▶ **REQUIRED TASK**: Count how many lines of the material below have the word "artykułów" and give only the number.

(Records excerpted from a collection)
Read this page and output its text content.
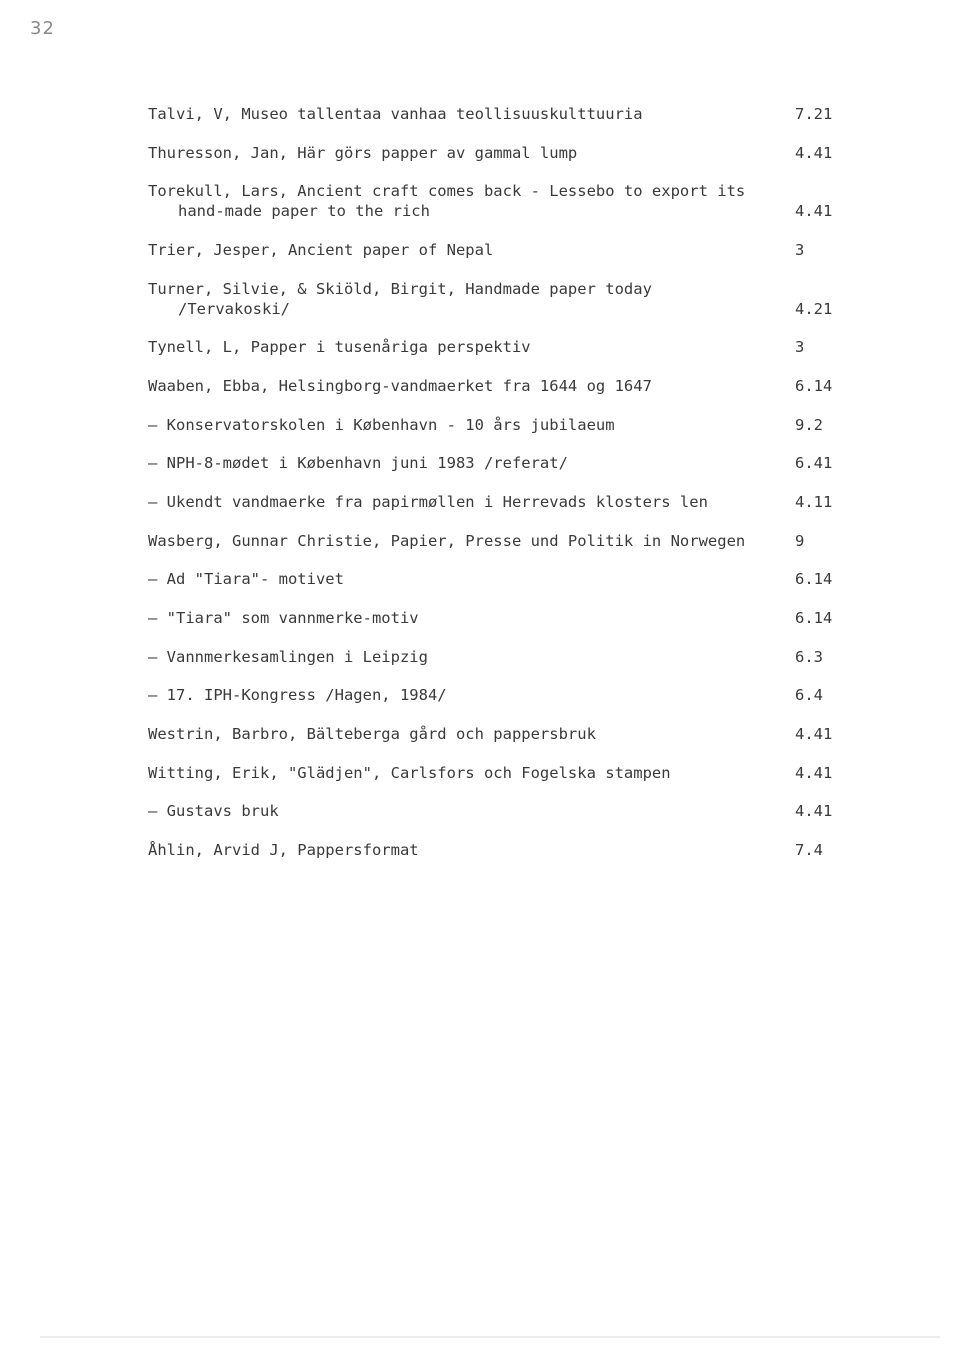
32
Talvi, V, Museo tallentaa vanhaa teollisuuskulttuuria	7.21
Thuresson, Jan, Här görs papper av gammal lump	4.41
Torekull, Lars, Ancient craft comes back - Lessebo to export its
hand-made paper to the rich	4.41
Trier, Jesper, Ancient paper of Nepal	3
Turner, Silvie, & Skiöld, Birgit, Handmade paper today
/Tervakoski/	4.21
Tynell, L, Papper i tusenåriga perspektiv	3
Waaben, Ebba, Helsingborg-vandmaerket fra 1644 og 1647	6.14
— Konservatorskolen i København - 10 års jubilaeum	9.2
— NPH-8-mødet i København juni 1983 /referat/	6.41
— Ukendt vandmaerke fra papirmøllen i Herrevads klosters len	4.11
Wasberg, Gunnar Christie, Papier, Presse und Politik in Norwegen	9
— Ad "Tiara"- motivet	6.14
— "Tiara" som vannmerke-motiv	6.14
— Vannmerkesamlingen i Leipzig	6.3
— 17. IPH-Kongress /Hagen, 1984/	6.4
Westrin, Barbro, Bälteberga gård och pappersbruk	4.41
Witting, Erik, "Glädjen", Carlsfors och Fogelska stampen	4.41
— Gustavs bruk	4.41
Åhlin, Arvid J, Pappersformat	7.4
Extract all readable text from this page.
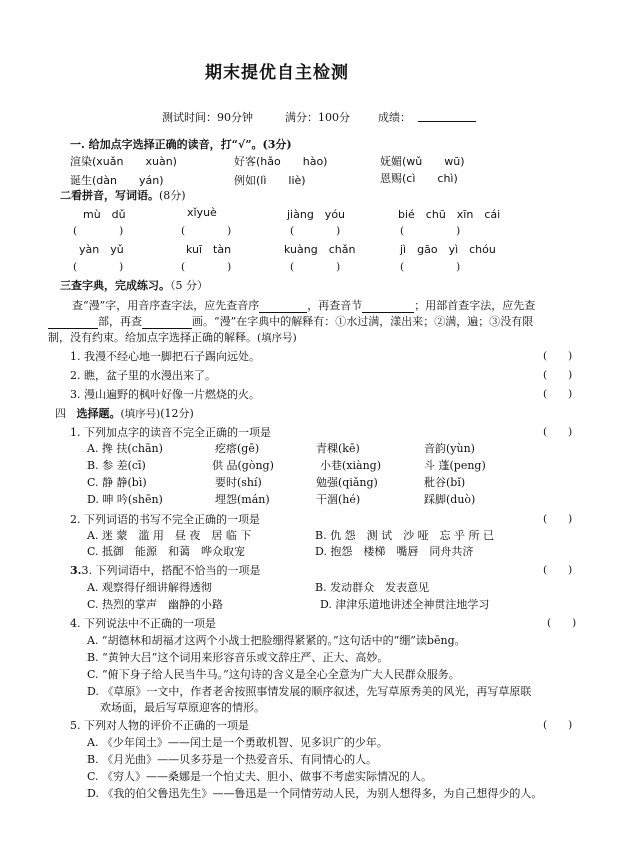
期末提优自主检测
测试时间：90分钟	满分：100分	成绩：
一. 给加点字选择正确的读音，打“√”。(3分)
渲染(xuǎn　　xuàn)	好客(hǎo　　hào)	妩媚(wǔ　　wū)
诞生(dàn　　yán)	例如(lì　　liè)	恩赐(cì　　chì)
二看拼音，写词语。(8分)
mù　dǔ	xǐyuè	jiàng　yóu	bié　chū　xīn　cái
(　　　　)	(　　　　)	(　　　　)	(　　　　)
yàn　yǔ	kuī　tàn	kuàng　chǎn	jì　gāo　yì　chóu
(　　　　)	(　　　　)	(　　　　)	(　　　　)
三查字典，完成练习。（5 分）
查“漫”字，用音序查字法，应先查音序	，再查音节	；用部首查字法，应先查
部，再查	画。“漫”在字典中的解释有：①水过满，漾出来；②满，遍；③没有限
制，没有约束。给加点字选择正确的解释。(填序号)
1. 我漫不经心地一脚把石子踢向远处。	(　　)
2. 瞧，盆子里的水漫出来了。	(　　)
3. 漫山遍野的枫叶好像一片燃烧的火。	(　　)
四 选择题。(填序号)(12分)
1. 下列加点字的读音不完全正确的一项是	(　　)
A. 搀 扶(chān)	疙瘩(gē)	青稞(kē)	音韵(yùn)
B. 参 差(cī)	供 品(gòng)	小巷(xiàng)	斗 蓬(peng)
C. 静 静(bì)	要时(shí)	勉强(qiǎng)	秕谷(bǐ)
D. 呻 吟(shēn)	埋怨(mán)	干涸(hé)	踩脚(duò)
2. 下列词语的书写不完全正确的一项是	(　　)
A. 迷 蒙　滥 用　昼 夜　居 临 下	B. 仇 怨　测 试　沙 哑　忘 乎 所 已
C. 抵御　能源　和蔼　哗众取宠	D. 抱怨　楼梯　嘴唇　同舟共济
3.3. 下列词语中，搭配不恰当的一项是	(　　)
A. 观察得仔细讲解得透彻	B. 发动群众　发表意见
C. 热烈的掌声　幽静的小路	D. 津津乐道地讲述全神贯注地学习
4. 下列说法中不正确的一项是	(　　)
A. “胡德林和胡福才这两个小战士把脸绷得紧紧的。”这句话中的“绷”读bēng。
B. “黄钟大吕”这个词用来形容音乐或文辞庄严、正大、高妙。
C. “俯下身子给人民当牛马。”这句诗的含义是全心全意为广大人民群众服务。
D. 《草原》一文中，作者老舍按照事情发展的顺序叙述，先写草原秀美的风光，再写草原联
欢场面，最后写草原迎客的情形。
5. 下列对人物的评价不正确的一项是	(　　)
A. 《少年闰土》——闰土是一个勇敢机智、见多识广的少年。
B. 《月光曲》——贝多芬是一个热爱音乐、有同情心的人。
C. 《穷人》——桑娜是一个怕丈夫、胆小、做事不考虑实际情况的人。
D. 《我的伯父鲁迅先生》——鲁迅是一个同情劳动人民，为别人想得多，为自己想得少的人。
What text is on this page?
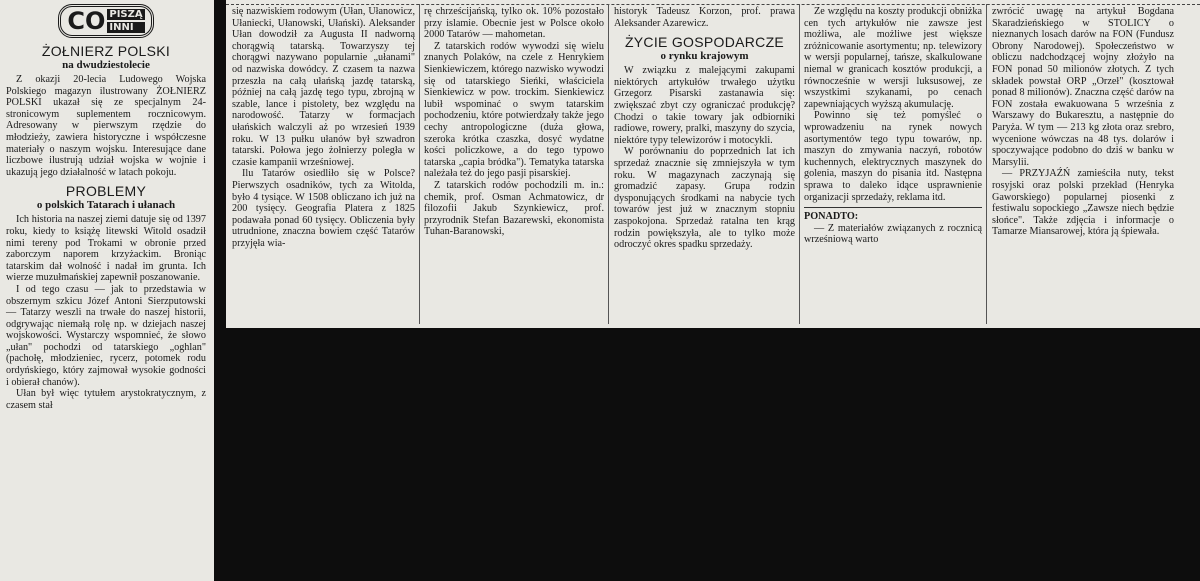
CO PISZĄ
INNI
ŻOŁNIERZ POLSKI
na dwudziestolecie

Z okazji 20-lecia Ludowego Wojska Polskiego magazyn ilustrowany ŻOŁNIERZ POLSKI ukazał się ze specjalnym 24-stronicowym suplementem rocznicowym. Adresowany w pierwszym rzędzie do młodzieży, zawiera historyczne i współczesne materiały o naszym wojsku. Interesujące dane liczbowe ilustrują udział wojska w wojnie i ukazują jego działalność w latach pokoju.

PROBLEMY
o polskich Tatarach i ułanach

Ich historia na naszej ziemi datuje się od 1397 roku, kiedy to książę litewski Witold osadził nimi tereny pod Trokami w obronie przed zaborczym naporem krzyżackim. Broniąc tatarskim dał wolność i nadał im grunta. Ich wierze muzułmańskiej zapewnił poszanowanie.

I od tego czasu — jak to przedstawia w obszernym szkicu Józef Antoni Sierzputowski — Tatarzy weszli na trwałe do naszej historii, odgrywając niemałą rolę np. w dziejach naszej wojskowości. Wystarczy wspomnieć, że słowo „ułan" pochodzi od tatarskiego „oghlan" (pachołę, młodzieniec, rycerz, potomek rodu ordyńskiego, który zajmował wysokie godności i obierał chanów).

Ułan był więc tytułem arystokratycznym, z czasem stał

się nazwiskiem rodowym (Ułan, Ułanowicz, Ułaniecki, Ułanowski, Ułański). Aleksander Ułan dowodził za Augusta II nadworną chorągwią tatarską. Towarzyszy tej chorągwi nazywano popularnie „ułanami" od nazwiska dowódcy. Z czasem ta nazwa przeszła na całą ułańską jazdę tatarską, później na całą jazdę tego typu, zbrojną w szable, lance i pistolety, bez względu na narodowość. Tatarzy w formacjach ułańskich walczyli aż po wrzesień 1939 roku. W 13 pułku ułanów był szwadron tatarski. Połowa jego żołnierzy poległa w czasie kampanii wrześniowej.

Ilu Tatarów osiedliło się w Polsce? Pierwszych osadników, tych za Witolda, było 4 tysiące. W 1508 obliczano ich już na 200 tysięcy. Geografia Platera z 1825 podawała ponad 60 tysięcy. Obliczenia były utrudnione, znaczna bowiem część Tatarów przyjęła wia-

rę chrześcijańską, tylko ok. 10% pozostało przy islamie. Obecnie jest w Polsce około 2000 Tatarów — mahometan.

Z tatarskich rodów wywodzi się wielu znanych Polaków, na czele z Henrykiem Sienkiewiczem, którego nazwisko wywodzi się od tatarskiego Sieńki, właściciela Sienkiewicz w pow. trockim. Sienkiewicz lubił wspominać o swym tatarskim pochodzeniu, które potwierdzały także jego cechy antropologiczne (duża głowa, szeroka krótka czaszka, dosyć wydatne kości policzkowe, a do tego typowo tatarska „capia bródka"). Tematyka tatarska należała też do jego pasji pisarskiej.

Z tatarskich rodów pochodzili m. in.: chemik, prof. Osman Achmatowicz, dr filozofii Jakub Szynkiewicz, prof. przyrodnik Stefan Bazarewski, ekonomista Tuhan-Baranowski,

historyk Tadeusz Korzon, prof. prawa Aleksander Azarewicz.

ŻYCIE GOSPODARCZE
o rynku krajowym

W związku z malejącymi zakupami niektórych artykułów trwałego użytku Grzegorz Pisarski zastanawia się: zwiększać zbyt czy ograniczać produkcję? Chodzi o takie towary jak odbiorniki radiowe, rowery, pralki, maszyny do szycia, niektóre typy telewizorów i motocykli.

W porównaniu do poprzednich lat ich sprzedaż znacznie się zmniejszyła w tym roku. W magazynach zaczynają się gromadzić zapasy. Grupa rodzin dysponujących środkami na nabycie tych towarów jest już w znacznym stopniu zaspokojona. Sprzedaż ratalna ten krąg rodzin powiększyła, ale to tylko może odroczyć okres spadku sprzedaży.

Ze względu na koszty produkcji obniżka cen tych artykułów nie zawsze jest możliwa, ale możliwe jest większe zróżnicowanie asortymentu; np. telewizory w wersji popularnej, tańsze, skalkulowane niemal w granicach kosztów produkcji, a równocześnie w wersji luksusowej, ze wszystkimi szykanami, po cenach zapewniających wyższą akumulację.

Powinno się też pomyśleć o wprowadzeniu na rynek nowych asortymentów tego typu towarów, np. maszyn do zmywania naczyń, robotów kuchennych, elektrycznych maszynek do golenia, maszyn do pisania itd. Następna sprawa to daleko idące usprawnienie organizacji sprzedaży, reklama itd.

PONADTO:

— Z materiałów związanych z rocznicą wrześniową warto

zwrócić uwagę na artykuł Bogdana Skaradzieńskiego w STOLICY o nieznanych losach darów na FON (Fundusz Obrony Narodowej). Społeczeństwo w obliczu nadchodzącej wojny złożyło na FON ponad 50 milionów złotych. Z tych składek powstał ORP „Orzeł" (kosztował ponad 8 milionów). Znaczna część darów na FON została ewakuowana 5 września z Warszawy do Bukaresztu, a następnie do Paryża. W tym — 213 kg złota oraz srebro, wycenione wówczas na 48 tys. dolarów i spoczywające podobno do dziś w banku w Marsylii.

— PRZYJAŹŃ zamieściła nuty, tekst rosyjski oraz polski przekład (Henryka Gaworskiego) popularnej piosenki z festiwalu sopockiego „Zawsze niech będzie słońce". Także zdjęcia i informacje o Tamarze Miansarowej, która ją śpiewała.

▶ **EXERCISE OUTPUT**: 2